Copy out each line of the data that holds the word "WHOI".

= STORED RECORDS =
##########

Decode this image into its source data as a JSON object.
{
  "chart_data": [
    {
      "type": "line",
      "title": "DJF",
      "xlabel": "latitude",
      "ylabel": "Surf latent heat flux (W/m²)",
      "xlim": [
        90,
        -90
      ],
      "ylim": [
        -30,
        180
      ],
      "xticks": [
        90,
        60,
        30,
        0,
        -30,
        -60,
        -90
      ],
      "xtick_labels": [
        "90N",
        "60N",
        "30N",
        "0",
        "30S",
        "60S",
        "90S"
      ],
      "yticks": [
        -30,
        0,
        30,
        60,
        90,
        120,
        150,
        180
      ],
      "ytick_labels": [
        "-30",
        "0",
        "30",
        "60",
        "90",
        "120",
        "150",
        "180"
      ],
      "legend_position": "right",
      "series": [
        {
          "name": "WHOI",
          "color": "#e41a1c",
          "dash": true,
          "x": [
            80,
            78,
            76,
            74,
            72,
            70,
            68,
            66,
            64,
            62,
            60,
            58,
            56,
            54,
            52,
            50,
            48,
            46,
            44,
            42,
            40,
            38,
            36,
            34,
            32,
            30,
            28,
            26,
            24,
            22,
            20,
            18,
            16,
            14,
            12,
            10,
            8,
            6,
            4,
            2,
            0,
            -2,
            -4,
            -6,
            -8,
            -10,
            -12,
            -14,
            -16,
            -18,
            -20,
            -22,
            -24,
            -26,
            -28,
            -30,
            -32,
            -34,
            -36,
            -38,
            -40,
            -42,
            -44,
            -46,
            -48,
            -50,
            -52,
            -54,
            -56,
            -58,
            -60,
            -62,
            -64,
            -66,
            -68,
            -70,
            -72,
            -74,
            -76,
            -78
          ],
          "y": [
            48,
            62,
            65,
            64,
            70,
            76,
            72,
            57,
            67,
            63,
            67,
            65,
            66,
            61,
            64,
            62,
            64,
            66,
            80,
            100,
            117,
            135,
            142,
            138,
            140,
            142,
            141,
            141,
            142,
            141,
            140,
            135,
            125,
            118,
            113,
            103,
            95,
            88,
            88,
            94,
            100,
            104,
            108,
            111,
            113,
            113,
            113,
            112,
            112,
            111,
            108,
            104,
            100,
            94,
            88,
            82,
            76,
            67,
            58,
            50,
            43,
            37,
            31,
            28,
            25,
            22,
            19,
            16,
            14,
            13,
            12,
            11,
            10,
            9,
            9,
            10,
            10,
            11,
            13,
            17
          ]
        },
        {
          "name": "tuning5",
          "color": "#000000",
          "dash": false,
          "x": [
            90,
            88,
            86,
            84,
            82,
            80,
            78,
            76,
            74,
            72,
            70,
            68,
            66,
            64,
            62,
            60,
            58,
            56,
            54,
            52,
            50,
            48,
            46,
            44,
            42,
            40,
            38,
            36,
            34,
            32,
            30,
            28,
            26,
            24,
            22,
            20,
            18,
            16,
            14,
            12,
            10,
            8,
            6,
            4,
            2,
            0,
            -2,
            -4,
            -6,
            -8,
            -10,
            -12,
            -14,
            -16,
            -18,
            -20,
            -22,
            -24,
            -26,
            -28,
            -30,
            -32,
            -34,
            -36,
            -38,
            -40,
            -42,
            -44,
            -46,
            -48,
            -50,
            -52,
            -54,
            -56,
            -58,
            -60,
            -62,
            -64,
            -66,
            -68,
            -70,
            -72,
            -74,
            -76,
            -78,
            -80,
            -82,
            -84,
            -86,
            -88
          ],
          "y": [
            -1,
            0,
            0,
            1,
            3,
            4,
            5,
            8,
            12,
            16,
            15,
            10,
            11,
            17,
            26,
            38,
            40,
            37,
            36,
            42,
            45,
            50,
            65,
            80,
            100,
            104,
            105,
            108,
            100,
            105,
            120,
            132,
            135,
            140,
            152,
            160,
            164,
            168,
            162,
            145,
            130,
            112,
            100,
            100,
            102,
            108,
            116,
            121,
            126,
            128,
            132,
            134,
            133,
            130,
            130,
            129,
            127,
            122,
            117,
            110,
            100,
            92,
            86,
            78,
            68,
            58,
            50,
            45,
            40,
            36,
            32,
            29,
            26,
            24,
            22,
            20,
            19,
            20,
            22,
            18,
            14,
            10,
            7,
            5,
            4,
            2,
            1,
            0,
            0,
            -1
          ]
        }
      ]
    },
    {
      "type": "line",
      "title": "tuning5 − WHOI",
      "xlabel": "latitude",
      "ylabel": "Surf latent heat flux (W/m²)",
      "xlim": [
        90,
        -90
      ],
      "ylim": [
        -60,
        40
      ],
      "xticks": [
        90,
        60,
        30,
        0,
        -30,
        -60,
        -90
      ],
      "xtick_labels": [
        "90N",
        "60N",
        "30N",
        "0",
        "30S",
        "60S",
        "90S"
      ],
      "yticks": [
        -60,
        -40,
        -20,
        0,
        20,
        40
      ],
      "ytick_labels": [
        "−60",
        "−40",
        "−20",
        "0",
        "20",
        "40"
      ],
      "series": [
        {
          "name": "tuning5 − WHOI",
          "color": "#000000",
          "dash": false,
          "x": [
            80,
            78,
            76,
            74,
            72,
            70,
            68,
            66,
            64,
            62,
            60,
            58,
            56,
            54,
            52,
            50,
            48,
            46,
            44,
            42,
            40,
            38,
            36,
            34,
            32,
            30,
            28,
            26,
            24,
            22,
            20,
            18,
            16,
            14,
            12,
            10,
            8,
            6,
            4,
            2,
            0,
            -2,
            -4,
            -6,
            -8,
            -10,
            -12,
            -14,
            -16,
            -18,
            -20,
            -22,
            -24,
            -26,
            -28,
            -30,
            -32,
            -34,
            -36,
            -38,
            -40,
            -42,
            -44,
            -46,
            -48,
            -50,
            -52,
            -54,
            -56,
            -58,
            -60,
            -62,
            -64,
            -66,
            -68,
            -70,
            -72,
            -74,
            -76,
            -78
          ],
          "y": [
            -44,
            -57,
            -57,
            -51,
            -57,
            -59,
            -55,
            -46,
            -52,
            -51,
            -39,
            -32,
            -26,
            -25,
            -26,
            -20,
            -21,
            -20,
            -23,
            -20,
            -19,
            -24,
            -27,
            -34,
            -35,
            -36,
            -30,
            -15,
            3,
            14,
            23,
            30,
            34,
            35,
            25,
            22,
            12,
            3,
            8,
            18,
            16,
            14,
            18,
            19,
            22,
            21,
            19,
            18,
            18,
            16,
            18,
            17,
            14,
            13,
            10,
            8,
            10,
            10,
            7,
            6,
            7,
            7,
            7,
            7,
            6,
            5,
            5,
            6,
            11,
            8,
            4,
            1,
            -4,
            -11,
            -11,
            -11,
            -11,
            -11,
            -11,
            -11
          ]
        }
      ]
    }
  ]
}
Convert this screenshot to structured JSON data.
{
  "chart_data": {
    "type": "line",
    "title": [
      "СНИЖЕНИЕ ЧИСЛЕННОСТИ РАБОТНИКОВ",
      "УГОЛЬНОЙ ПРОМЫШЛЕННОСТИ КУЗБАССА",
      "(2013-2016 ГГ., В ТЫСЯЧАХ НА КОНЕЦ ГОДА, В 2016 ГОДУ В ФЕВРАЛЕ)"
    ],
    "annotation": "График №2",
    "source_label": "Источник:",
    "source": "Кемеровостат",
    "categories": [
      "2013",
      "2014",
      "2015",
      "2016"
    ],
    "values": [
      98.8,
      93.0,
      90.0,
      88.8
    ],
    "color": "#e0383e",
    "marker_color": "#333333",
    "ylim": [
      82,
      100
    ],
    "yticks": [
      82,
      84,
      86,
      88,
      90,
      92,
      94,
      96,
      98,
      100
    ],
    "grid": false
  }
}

##########

= FULL ANSWER =
          "name": "WHOI",
      "title": "tuning5 − WHOI",
          "name": "tuning5 − WHOI",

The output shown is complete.